### EXERCISE
Using the records that follow, copy every line containing the word "original".
________________________
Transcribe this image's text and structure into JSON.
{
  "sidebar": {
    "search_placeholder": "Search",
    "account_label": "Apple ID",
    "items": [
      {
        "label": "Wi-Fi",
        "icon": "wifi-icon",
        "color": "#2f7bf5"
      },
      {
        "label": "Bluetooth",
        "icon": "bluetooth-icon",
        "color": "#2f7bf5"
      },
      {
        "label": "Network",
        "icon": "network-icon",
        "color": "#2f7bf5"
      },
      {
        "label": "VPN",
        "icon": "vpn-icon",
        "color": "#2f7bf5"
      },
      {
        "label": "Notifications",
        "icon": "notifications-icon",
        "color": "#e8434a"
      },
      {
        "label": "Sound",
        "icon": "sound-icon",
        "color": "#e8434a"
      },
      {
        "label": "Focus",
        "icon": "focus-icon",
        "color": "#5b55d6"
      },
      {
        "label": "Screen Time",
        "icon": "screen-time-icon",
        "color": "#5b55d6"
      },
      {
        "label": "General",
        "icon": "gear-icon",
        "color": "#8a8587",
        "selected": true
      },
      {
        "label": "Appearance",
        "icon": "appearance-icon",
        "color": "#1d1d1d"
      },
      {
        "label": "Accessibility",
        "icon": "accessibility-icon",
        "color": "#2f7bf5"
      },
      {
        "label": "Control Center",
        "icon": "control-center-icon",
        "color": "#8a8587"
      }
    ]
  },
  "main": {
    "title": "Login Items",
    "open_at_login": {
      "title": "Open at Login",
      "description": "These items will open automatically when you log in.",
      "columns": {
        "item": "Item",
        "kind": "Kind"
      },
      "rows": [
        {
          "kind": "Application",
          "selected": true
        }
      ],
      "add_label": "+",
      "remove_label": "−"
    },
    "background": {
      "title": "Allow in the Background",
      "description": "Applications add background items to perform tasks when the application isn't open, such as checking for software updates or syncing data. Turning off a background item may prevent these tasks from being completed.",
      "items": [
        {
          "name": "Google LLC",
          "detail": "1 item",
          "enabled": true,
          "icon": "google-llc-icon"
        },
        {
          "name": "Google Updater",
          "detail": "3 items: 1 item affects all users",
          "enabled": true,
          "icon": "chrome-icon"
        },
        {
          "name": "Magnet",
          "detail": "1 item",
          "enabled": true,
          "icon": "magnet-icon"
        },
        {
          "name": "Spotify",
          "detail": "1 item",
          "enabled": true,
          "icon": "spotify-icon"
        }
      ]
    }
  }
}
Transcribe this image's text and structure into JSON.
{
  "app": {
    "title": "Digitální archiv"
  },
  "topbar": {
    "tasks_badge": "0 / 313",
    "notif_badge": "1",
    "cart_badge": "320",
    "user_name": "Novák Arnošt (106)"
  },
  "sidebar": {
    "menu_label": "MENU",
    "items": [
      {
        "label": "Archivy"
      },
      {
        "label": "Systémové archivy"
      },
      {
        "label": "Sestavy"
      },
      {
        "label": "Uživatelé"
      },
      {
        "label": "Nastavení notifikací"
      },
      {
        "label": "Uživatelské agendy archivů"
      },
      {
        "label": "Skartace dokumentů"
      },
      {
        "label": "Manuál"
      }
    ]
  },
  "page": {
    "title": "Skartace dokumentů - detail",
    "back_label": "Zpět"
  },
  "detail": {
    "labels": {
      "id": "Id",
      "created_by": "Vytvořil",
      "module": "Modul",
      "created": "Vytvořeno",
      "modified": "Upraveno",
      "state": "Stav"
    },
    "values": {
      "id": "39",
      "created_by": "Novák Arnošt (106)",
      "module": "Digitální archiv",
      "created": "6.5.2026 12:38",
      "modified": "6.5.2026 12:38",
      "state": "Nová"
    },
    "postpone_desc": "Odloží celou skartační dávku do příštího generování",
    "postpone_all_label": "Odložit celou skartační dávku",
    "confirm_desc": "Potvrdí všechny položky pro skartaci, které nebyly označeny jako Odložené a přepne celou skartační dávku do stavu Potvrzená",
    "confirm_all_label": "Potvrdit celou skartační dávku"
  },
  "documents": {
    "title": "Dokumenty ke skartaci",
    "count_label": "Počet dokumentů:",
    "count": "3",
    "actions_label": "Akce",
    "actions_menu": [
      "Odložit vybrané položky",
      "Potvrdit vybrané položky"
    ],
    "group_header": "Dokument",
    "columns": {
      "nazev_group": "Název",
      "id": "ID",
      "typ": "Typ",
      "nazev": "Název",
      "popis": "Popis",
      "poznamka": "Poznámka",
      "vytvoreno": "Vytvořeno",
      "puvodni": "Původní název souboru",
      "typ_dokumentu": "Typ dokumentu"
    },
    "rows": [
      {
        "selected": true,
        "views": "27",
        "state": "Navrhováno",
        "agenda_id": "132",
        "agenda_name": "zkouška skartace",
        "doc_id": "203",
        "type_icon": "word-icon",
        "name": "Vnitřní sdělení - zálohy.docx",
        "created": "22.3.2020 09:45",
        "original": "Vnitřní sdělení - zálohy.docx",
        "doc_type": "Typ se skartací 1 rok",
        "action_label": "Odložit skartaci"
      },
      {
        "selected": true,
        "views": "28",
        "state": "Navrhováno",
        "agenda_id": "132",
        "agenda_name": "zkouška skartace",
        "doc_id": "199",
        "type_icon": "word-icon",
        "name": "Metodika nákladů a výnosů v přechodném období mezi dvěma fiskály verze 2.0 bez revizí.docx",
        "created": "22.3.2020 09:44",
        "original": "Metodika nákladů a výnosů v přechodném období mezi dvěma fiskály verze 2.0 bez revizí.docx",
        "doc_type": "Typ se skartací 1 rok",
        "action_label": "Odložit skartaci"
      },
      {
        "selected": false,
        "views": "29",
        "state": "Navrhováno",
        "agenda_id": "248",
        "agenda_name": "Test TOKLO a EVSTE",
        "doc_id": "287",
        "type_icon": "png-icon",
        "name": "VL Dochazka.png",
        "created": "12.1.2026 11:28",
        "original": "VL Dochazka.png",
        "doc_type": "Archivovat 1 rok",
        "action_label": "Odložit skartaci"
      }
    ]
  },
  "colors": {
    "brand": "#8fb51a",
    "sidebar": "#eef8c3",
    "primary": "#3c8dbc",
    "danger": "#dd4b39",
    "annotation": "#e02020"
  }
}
________________________
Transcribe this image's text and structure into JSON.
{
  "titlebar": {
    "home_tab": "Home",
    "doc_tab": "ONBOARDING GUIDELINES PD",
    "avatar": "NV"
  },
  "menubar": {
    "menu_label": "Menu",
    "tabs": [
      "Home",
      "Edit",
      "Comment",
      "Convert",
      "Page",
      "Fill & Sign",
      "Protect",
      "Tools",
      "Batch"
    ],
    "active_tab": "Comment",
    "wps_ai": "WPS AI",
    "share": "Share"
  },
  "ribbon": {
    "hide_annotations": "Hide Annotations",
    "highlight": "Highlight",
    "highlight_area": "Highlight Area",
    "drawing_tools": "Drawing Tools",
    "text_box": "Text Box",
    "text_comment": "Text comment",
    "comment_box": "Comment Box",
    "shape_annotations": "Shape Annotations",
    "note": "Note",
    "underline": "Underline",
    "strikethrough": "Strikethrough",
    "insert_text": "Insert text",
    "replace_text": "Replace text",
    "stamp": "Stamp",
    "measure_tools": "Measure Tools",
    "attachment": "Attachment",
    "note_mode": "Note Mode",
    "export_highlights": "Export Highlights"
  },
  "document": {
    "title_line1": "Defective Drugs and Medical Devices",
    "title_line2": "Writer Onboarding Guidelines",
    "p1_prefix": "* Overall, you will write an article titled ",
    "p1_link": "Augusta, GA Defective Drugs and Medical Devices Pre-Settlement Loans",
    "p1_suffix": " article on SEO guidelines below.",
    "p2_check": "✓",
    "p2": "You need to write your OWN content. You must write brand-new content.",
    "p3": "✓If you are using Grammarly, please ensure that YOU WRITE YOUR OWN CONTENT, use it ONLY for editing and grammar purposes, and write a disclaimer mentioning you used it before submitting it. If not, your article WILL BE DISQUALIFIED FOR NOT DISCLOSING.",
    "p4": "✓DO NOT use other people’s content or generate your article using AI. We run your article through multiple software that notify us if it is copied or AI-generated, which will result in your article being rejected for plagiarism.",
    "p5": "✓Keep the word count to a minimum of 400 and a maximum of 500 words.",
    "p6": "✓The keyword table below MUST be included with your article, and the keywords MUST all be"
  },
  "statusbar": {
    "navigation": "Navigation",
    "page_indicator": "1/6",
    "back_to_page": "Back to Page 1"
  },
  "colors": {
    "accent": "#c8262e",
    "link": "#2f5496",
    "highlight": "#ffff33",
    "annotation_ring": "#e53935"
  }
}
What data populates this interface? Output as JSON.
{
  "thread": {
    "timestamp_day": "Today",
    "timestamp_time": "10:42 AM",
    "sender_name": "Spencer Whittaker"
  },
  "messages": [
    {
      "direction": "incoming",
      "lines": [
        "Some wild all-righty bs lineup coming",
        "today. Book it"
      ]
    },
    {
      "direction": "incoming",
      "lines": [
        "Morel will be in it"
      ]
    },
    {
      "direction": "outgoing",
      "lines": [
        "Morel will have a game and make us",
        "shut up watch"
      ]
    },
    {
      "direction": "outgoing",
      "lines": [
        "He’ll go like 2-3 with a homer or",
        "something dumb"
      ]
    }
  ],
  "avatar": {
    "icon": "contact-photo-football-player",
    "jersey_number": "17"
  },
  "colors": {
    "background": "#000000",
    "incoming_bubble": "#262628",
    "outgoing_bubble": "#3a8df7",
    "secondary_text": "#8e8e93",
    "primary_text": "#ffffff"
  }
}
________________________
### ANSWER FOR THE TASK
        "original": "Vnitřní sdělení - zálohy.docx",
        "original": "Metodika nákladů a výnosů v přechodném období mezi dvěma fiskály verze 2.0 bez revizí.docx",
        "original": "VL Dochazka.png",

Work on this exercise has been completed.